▶ **What needs to be done**
Reproduce each line of the listing exactly.

[Records from a data collection]

[Begin]

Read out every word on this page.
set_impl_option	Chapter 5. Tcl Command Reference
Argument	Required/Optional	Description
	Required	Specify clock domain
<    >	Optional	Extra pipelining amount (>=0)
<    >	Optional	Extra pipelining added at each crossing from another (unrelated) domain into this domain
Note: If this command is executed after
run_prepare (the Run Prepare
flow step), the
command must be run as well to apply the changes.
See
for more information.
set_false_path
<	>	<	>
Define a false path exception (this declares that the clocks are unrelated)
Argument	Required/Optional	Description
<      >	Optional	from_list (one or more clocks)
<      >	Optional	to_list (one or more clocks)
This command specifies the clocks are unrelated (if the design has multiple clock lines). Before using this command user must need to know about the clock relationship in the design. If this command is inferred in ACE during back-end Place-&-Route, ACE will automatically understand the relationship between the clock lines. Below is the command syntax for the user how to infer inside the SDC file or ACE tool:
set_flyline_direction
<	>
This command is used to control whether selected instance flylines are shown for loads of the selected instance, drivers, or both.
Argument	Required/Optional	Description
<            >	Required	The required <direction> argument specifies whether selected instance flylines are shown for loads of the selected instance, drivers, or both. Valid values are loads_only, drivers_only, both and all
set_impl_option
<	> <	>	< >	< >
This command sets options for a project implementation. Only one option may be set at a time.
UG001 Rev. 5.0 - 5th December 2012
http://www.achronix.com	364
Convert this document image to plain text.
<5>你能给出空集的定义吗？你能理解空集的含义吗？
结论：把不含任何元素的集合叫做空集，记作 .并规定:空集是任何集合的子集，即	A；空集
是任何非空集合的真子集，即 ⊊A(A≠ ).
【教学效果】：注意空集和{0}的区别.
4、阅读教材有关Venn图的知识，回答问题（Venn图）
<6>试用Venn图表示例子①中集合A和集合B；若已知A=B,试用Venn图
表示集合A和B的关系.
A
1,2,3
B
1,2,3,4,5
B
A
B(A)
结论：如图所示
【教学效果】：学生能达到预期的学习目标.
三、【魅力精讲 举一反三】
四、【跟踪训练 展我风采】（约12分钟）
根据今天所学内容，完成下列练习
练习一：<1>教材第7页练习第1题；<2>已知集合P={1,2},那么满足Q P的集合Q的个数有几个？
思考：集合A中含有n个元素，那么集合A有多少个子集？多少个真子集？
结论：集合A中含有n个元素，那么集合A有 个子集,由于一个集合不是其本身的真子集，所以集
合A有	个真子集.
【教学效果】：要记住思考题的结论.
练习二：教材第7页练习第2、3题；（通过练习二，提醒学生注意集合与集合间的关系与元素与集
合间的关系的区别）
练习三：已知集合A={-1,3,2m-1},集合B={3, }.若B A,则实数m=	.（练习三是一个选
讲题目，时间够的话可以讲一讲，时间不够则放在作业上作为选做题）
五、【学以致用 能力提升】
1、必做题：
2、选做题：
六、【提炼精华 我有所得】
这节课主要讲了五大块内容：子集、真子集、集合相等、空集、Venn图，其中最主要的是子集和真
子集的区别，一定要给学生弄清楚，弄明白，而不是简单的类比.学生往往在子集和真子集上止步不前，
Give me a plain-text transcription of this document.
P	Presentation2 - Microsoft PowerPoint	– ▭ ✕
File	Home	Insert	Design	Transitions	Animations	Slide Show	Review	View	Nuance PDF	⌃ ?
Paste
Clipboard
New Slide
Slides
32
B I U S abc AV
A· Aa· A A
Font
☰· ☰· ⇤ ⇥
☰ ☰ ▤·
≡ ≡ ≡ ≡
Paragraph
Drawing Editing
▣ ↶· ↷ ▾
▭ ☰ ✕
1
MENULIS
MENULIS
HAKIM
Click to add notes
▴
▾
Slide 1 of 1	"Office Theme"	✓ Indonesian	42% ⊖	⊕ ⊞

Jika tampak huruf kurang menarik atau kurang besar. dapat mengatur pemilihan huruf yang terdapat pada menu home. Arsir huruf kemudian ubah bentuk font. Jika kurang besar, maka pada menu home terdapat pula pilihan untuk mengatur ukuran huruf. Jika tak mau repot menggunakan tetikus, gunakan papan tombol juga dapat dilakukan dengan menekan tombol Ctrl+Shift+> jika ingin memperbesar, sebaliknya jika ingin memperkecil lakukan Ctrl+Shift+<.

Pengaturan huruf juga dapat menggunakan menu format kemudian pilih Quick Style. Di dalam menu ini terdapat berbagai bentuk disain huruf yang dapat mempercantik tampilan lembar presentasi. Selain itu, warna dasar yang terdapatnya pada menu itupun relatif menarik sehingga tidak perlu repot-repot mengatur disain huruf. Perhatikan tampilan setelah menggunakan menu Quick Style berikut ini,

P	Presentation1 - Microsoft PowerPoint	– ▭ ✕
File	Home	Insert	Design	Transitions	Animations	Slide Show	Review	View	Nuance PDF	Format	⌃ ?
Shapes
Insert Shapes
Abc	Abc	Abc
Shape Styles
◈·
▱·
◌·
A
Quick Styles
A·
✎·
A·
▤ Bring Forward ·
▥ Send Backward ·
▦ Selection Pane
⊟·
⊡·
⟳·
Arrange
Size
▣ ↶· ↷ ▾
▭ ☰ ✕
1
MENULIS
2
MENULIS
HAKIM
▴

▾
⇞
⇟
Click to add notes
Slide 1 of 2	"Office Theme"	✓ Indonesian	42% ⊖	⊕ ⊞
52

[End]

▶ **Task output**
Read out every word on this page.
set_impl_option	Chapter 5. Tcl Command Reference
Argument	Required/Optional	Description
	Required	Specify clock domain
<    >	Optional	Extra pipelining amount (>=0)
<    >	Optional	Extra pipelining added at each crossing from another (unrelated) domain into this domain
Note: If this command is executed after
run_prepare (the Run Prepare
flow step), the
command must be run as well to apply the changes.
See
for more information.
set_false_path
<	>	<	>
Define a false path exception (this declares that the clocks are unrelated)
Argument	Required/Optional	Description
<      >	Optional	from_list (one or more clocks)
<      >	Optional	to_list (one or more clocks)
This command specifies the clocks are unrelated (if the design has multiple clock lines). Before using this command user must need to know about the clock relationship in the design. If this command is inferred in ACE during back-end Place-&-Route, ACE will automatically understand the relationship between the clock lines. Below is the command syntax for the user how to infer inside the SDC file or ACE tool:
set_flyline_direction
<	>
This command is used to control whether selected instance flylines are shown for loads of the selected instance, drivers, or both.
Argument	Required/Optional	Description
<            >	Required	The required <direction> argument specifies whether selected instance flylines are shown for loads of the selected instance, drivers, or both. Valid values are loads_only, drivers_only, both and all
set_impl_option
<	> <	>	< >	< >
This command sets options for a project implementation. Only one option may be set at a time.
UG001 Rev. 5.0 - 5th December 2012
http://www.achronix.com	364
Convert this document image to plain text.
<5>你能给出空集的定义吗？你能理解空集的含义吗？
结论：把不含任何元素的集合叫做空集，记作 .并规定:空集是任何集合的子集，即	A；空集
是任何非空集合的真子集，即 ⊊A(A≠ ).
【教学效果】：注意空集和{0}的区别.
4、阅读教材有关Venn图的知识，回答问题（Venn图）
<6>试用Venn图表示例子①中集合A和集合B；若已知A=B,试用Venn图
表示集合A和B的关系.
A
1,2,3
B
1,2,3,4,5
B
A
B(A)
结论：如图所示
【教学效果】：学生能达到预期的学习目标.
三、【魅力精讲 举一反三】
四、【跟踪训练 展我风采】（约12分钟）
根据今天所学内容，完成下列练习
练习一：<1>教材第7页练习第1题；<2>已知集合P={1,2},那么满足Q P的集合Q的个数有几个？
思考：集合A中含有n个元素，那么集合A有多少个子集？多少个真子集？
结论：集合A中含有n个元素，那么集合A有 个子集,由于一个集合不是其本身的真子集，所以集
合A有	个真子集.
【教学效果】：要记住思考题的结论.
练习二：教材第7页练习第2、3题；（通过练习二，提醒学生注意集合与集合间的关系与元素与集
合间的关系的区别）
练习三：已知集合A={-1,3,2m-1},集合B={3, }.若B A,则实数m=	.（练习三是一个选
讲题目，时间够的话可以讲一讲，时间不够则放在作业上作为选做题）
五、【学以致用 能力提升】
1、必做题：
2、选做题：
六、【提炼精华 我有所得】
这节课主要讲了五大块内容：子集、真子集、集合相等、空集、Venn图，其中最主要的是子集和真
子集的区别，一定要给学生弄清楚，弄明白，而不是简单的类比.学生往往在子集和真子集上止步不前，
Give me a plain-text transcription of this document.
P	Presentation2 - Microsoft PowerPoint	– ▭ ✕
File	Home	Insert	Design	Transitions	Animations	Slide Show	Review	View	Nuance PDF	⌃ ?
Paste
Clipboard
New Slide
Slides
32
B I U S abc AV
A· Aa· A A
Font
☰· ☰· ⇤ ⇥
☰ ☰ ▤·
≡ ≡ ≡ ≡
Paragraph
Drawing Editing
▣ ↶· ↷ ▾
▭ ☰ ✕
1
MENULIS
MENULIS
HAKIM
Click to add notes
▴
▾
Slide 1 of 1	"Office Theme"	✓ Indonesian	42% ⊖	⊕ ⊞

Jika tampak huruf kurang menarik atau kurang besar. dapat mengatur pemilihan huruf yang terdapat pada menu home. Arsir huruf kemudian ubah bentuk font. Jika kurang besar, maka pada menu home terdapat pula pilihan untuk mengatur ukuran huruf. Jika tak mau repot menggunakan tetikus, gunakan papan tombol juga dapat dilakukan dengan menekan tombol Ctrl+Shift+> jika ingin memperbesar, sebaliknya jika ingin memperkecil lakukan Ctrl+Shift+<.

Pengaturan huruf juga dapat menggunakan menu format kemudian pilih Quick Style. Di dalam menu ini terdapat berbagai bentuk disain huruf yang dapat mempercantik tampilan lembar presentasi. Selain itu, warna dasar yang terdapatnya pada menu itupun relatif menarik sehingga tidak perlu repot-repot mengatur disain huruf. Perhatikan tampilan setelah menggunakan menu Quick Style berikut ini,

P	Presentation1 - Microsoft PowerPoint	– ▭ ✕
File	Home	Insert	Design	Transitions	Animations	Slide Show	Review	View	Nuance PDF	Format	⌃ ?
Shapes
Insert Shapes
Abc	Abc	Abc
Shape Styles
◈·
▱·
◌·
A
Quick Styles
A·
✎·
A·
▤ Bring Forward ·
▥ Send Backward ·
▦ Selection Pane
⊟·
⊡·
⟳·
Arrange
Size
▣ ↶· ↷ ▾
▭ ☰ ✕
1
MENULIS
2
MENULIS
HAKIM
▴

▾
⇞
⇟
Click to add notes
Slide 1 of 2	"Office Theme"	✓ Indonesian	42% ⊖	⊕ ⊞
52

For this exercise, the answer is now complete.